_RECORDS SHOWN_:
§ §
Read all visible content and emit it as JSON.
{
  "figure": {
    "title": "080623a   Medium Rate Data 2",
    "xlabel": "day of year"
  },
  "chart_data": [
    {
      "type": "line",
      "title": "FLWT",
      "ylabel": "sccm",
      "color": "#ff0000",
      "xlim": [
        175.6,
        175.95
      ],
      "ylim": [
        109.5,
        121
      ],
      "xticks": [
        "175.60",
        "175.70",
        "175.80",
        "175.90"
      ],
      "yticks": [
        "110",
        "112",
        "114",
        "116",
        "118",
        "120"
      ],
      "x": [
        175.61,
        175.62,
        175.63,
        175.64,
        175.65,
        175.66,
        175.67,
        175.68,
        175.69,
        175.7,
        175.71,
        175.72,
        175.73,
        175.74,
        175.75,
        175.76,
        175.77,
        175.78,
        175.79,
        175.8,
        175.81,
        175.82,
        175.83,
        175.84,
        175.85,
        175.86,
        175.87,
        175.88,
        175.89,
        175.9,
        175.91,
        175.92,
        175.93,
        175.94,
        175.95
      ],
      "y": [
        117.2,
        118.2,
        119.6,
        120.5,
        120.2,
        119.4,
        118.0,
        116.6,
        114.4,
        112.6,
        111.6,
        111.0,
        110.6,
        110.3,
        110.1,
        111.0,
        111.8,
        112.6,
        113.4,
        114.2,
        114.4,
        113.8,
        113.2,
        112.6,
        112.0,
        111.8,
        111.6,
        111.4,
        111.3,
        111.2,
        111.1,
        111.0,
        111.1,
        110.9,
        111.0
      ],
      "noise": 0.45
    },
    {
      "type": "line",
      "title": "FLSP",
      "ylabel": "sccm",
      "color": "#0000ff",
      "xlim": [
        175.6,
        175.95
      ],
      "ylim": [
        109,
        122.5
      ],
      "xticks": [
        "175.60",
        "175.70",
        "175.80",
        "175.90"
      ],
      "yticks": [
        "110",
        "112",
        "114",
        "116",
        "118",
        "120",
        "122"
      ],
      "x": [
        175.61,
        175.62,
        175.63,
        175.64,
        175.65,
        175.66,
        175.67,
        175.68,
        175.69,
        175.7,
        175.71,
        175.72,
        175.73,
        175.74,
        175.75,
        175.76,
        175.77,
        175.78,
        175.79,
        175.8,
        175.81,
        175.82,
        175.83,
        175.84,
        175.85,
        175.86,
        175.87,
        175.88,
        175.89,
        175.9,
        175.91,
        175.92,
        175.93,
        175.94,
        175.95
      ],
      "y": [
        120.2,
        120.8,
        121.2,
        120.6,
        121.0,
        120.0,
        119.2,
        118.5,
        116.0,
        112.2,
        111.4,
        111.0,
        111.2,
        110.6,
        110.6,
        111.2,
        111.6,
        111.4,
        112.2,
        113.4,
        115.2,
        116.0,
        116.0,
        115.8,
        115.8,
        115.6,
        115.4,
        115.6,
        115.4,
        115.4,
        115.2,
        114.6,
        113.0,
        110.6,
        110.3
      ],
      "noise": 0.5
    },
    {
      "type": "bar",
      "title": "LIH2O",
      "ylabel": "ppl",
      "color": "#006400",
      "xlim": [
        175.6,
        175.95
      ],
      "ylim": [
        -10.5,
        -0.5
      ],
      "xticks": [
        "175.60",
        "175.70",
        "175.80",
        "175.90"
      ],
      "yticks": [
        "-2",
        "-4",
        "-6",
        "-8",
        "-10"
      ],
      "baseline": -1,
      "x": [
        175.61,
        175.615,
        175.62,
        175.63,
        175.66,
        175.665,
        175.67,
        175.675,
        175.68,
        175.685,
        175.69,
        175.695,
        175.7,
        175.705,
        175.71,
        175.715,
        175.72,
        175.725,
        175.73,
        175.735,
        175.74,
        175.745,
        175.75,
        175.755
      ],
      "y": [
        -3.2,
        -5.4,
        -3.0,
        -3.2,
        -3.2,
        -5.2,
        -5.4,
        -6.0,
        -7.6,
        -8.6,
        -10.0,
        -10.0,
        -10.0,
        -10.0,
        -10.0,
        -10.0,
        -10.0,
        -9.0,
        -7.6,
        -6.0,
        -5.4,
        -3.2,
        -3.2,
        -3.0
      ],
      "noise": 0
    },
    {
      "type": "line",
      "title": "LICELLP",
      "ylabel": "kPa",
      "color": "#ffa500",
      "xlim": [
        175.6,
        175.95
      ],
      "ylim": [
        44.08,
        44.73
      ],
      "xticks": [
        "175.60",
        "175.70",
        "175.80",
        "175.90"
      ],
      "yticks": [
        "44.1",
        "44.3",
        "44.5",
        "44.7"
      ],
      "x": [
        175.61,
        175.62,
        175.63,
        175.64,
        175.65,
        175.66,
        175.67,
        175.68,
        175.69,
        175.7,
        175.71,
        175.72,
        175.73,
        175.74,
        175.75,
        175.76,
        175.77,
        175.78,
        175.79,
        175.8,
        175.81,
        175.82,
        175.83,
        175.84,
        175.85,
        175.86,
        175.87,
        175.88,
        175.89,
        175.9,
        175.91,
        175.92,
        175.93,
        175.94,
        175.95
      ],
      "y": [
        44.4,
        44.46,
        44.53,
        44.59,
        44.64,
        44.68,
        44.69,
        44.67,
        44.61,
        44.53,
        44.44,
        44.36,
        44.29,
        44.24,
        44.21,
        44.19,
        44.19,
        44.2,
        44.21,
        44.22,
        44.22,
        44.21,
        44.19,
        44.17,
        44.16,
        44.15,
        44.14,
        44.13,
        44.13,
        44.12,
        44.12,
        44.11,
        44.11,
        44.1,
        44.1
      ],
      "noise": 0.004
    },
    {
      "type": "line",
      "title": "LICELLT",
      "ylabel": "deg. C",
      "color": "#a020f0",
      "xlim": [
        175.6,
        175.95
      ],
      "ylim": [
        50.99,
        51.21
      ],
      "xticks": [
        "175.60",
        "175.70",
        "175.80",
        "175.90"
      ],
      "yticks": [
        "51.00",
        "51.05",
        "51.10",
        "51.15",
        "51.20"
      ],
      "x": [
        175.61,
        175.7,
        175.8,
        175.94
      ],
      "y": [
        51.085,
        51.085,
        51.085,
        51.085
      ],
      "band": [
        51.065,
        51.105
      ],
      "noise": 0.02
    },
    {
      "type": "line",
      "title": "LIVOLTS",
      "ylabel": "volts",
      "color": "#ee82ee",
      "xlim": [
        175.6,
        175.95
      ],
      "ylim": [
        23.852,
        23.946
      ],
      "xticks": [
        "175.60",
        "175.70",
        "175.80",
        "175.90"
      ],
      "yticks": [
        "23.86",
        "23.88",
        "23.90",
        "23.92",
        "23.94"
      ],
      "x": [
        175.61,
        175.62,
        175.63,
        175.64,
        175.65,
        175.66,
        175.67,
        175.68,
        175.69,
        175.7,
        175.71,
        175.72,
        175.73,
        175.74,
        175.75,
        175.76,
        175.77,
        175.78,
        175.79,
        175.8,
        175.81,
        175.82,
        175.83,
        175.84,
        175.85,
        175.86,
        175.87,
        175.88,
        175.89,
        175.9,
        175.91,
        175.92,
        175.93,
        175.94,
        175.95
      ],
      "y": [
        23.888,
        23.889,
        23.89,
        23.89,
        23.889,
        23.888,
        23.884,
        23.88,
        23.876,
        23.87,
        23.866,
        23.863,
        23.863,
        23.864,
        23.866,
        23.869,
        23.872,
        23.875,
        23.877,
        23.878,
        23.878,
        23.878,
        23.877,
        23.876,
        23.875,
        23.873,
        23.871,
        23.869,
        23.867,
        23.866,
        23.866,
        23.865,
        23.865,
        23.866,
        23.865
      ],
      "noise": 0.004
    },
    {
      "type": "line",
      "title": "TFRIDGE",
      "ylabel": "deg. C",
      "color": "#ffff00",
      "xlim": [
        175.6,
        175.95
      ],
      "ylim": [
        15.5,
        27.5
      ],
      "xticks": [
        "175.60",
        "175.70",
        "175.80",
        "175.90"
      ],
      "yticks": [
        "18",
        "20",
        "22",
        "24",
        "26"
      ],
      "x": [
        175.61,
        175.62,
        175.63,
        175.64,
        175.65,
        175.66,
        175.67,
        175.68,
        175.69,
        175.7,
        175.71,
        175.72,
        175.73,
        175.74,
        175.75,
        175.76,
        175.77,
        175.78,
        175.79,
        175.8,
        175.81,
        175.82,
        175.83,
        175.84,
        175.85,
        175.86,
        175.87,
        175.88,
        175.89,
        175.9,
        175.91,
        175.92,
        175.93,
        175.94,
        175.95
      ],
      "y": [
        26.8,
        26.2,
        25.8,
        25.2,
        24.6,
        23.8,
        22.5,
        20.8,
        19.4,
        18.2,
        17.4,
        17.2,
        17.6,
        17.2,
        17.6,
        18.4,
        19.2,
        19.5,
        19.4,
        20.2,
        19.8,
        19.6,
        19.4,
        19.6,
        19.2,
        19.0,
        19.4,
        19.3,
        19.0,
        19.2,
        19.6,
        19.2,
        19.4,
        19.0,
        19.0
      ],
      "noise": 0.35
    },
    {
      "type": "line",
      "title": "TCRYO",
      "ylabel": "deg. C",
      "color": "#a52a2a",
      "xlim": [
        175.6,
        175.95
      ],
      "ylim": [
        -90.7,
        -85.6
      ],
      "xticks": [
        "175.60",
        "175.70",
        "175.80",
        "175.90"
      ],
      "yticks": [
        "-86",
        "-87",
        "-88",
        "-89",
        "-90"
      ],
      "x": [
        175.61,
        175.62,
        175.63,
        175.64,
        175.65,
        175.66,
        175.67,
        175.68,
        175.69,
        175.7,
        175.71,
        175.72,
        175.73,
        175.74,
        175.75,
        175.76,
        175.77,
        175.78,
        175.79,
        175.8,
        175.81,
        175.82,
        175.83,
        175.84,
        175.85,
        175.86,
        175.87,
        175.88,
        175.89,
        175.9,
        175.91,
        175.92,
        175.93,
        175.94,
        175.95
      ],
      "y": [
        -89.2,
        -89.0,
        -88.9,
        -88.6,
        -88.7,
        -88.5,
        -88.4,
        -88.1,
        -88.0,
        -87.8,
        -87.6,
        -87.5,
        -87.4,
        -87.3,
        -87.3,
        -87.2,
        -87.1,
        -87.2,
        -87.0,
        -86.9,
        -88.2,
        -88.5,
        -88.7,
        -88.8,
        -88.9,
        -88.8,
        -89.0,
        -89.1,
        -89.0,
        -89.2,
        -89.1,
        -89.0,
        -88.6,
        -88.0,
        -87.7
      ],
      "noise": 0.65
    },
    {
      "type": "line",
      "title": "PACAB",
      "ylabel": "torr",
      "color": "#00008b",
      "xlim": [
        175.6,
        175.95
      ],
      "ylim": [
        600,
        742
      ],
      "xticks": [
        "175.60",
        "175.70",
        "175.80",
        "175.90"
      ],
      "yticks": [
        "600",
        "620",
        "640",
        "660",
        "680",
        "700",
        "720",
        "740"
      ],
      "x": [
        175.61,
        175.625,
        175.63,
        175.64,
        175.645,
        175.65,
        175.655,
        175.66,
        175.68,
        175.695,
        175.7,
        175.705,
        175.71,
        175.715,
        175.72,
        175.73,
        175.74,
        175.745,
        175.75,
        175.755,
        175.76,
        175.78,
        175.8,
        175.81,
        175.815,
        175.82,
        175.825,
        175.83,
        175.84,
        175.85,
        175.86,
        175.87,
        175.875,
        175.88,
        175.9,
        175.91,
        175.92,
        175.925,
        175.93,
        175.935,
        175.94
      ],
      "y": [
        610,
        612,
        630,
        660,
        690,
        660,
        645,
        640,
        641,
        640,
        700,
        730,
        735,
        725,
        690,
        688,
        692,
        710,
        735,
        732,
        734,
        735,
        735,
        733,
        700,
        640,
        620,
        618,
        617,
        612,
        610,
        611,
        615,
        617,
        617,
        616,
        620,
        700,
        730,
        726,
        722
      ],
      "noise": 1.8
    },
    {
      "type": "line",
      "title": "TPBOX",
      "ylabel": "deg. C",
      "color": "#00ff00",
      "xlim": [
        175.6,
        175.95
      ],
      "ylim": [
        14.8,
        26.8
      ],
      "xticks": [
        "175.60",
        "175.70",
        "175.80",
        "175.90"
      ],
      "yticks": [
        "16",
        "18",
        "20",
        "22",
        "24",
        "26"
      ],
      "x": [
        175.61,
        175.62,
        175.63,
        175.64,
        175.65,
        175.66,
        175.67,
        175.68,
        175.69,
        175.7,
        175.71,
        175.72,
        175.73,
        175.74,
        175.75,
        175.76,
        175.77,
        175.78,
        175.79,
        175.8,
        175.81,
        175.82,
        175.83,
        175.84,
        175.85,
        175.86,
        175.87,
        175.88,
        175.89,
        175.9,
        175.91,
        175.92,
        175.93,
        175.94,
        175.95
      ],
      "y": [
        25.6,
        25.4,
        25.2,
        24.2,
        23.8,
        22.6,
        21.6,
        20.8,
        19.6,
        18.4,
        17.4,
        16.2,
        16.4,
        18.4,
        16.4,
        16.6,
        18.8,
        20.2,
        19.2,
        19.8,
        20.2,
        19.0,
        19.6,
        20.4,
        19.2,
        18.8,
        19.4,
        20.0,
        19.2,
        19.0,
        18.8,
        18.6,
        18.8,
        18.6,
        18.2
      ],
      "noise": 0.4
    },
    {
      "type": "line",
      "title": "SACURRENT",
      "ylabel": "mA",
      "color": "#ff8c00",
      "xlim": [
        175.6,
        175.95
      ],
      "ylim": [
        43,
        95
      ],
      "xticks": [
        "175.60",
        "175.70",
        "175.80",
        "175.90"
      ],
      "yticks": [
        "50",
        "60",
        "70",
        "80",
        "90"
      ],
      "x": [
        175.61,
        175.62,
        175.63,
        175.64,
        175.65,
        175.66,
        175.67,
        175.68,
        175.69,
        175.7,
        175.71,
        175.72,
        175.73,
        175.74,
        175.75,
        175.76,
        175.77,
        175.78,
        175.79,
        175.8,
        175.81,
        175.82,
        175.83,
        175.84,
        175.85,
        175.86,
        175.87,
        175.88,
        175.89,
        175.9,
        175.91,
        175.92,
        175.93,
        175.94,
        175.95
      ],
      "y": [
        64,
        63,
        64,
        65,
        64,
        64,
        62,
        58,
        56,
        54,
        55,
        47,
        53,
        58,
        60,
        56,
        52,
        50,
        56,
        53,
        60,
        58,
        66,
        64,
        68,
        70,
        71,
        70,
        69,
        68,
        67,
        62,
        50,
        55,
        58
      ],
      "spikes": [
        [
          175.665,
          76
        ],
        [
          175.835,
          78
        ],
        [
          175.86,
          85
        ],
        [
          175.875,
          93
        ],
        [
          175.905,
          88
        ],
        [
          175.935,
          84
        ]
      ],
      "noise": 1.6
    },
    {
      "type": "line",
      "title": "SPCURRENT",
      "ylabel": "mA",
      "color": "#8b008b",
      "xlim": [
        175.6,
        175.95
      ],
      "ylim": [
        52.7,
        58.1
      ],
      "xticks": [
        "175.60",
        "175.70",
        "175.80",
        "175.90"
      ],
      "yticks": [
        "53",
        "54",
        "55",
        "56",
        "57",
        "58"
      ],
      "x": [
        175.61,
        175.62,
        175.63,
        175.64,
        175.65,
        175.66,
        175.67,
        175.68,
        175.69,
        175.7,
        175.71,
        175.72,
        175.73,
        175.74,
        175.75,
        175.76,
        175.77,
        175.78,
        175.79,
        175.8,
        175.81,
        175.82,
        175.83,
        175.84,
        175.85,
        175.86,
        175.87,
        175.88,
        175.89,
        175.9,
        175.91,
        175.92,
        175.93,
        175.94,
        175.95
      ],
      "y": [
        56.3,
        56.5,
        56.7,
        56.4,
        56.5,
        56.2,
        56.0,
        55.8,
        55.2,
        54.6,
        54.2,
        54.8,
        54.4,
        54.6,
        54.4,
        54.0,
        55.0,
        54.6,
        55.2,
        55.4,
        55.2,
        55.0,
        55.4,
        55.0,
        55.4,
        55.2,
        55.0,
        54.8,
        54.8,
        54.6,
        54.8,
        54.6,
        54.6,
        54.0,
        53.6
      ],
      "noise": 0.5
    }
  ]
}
§ §
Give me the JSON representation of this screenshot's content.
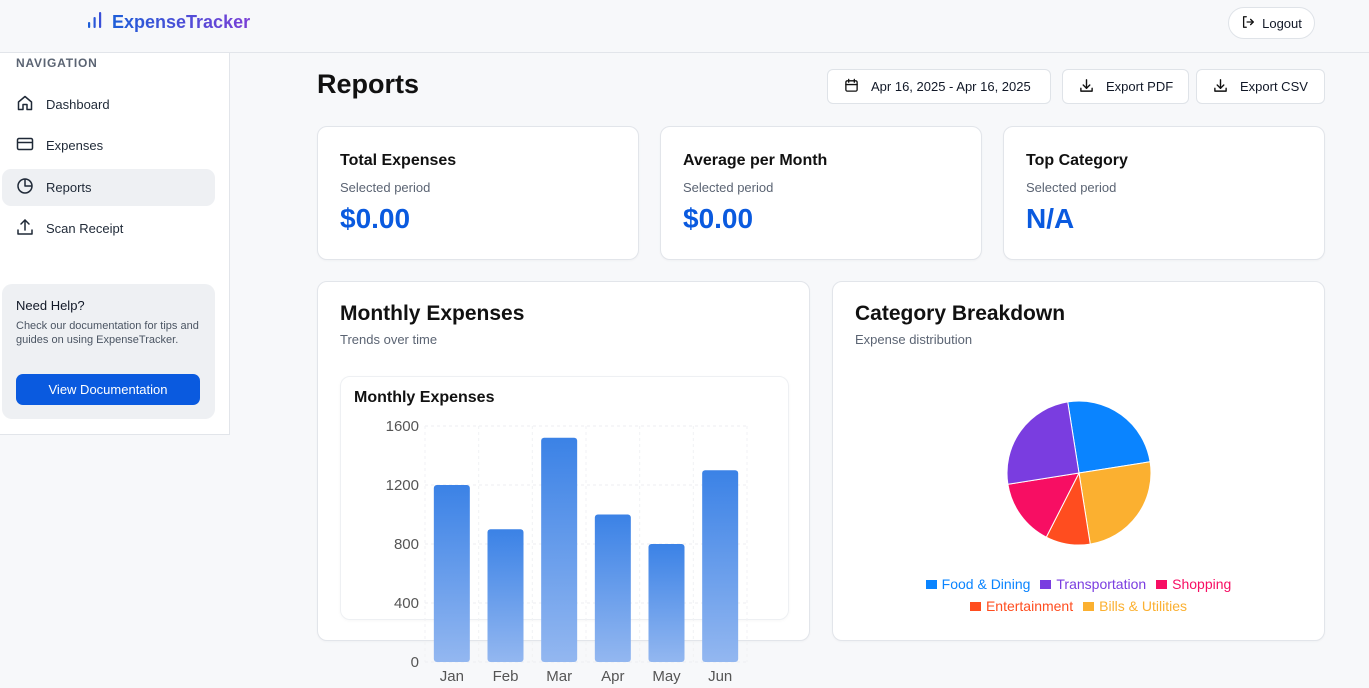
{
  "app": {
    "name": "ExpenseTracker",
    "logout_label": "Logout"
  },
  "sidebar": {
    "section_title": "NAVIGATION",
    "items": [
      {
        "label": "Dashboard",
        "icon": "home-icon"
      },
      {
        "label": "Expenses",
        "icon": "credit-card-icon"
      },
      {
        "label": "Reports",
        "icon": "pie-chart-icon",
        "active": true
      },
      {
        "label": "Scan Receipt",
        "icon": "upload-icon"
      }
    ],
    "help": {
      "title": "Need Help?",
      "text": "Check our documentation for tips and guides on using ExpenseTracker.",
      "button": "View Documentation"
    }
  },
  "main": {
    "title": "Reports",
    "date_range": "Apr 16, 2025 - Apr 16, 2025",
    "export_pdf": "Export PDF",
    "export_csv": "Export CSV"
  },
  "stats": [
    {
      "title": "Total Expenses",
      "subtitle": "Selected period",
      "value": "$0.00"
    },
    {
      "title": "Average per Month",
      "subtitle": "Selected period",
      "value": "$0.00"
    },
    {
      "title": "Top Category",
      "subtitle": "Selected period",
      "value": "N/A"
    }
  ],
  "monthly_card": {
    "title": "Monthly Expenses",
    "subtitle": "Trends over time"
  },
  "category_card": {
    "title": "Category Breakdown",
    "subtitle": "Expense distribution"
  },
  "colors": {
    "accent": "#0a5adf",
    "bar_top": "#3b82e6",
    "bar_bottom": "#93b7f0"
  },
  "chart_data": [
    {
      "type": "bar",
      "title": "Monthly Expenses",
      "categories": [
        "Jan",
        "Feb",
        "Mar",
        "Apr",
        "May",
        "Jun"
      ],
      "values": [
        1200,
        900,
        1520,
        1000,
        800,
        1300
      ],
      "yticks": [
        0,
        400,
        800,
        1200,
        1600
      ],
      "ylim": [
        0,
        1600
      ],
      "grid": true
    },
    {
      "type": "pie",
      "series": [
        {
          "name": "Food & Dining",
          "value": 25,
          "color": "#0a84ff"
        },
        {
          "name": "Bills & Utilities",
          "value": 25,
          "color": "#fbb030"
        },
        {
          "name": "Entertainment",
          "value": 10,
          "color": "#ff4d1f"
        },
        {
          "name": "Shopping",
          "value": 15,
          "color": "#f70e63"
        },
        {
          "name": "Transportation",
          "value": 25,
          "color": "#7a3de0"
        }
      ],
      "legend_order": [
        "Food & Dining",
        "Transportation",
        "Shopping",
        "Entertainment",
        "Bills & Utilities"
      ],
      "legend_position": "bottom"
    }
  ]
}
§ §
_WORK TO DO_: State only the number of lines in these entries that contain "Entertainment".

_EXERCISE SOLUTION_: 2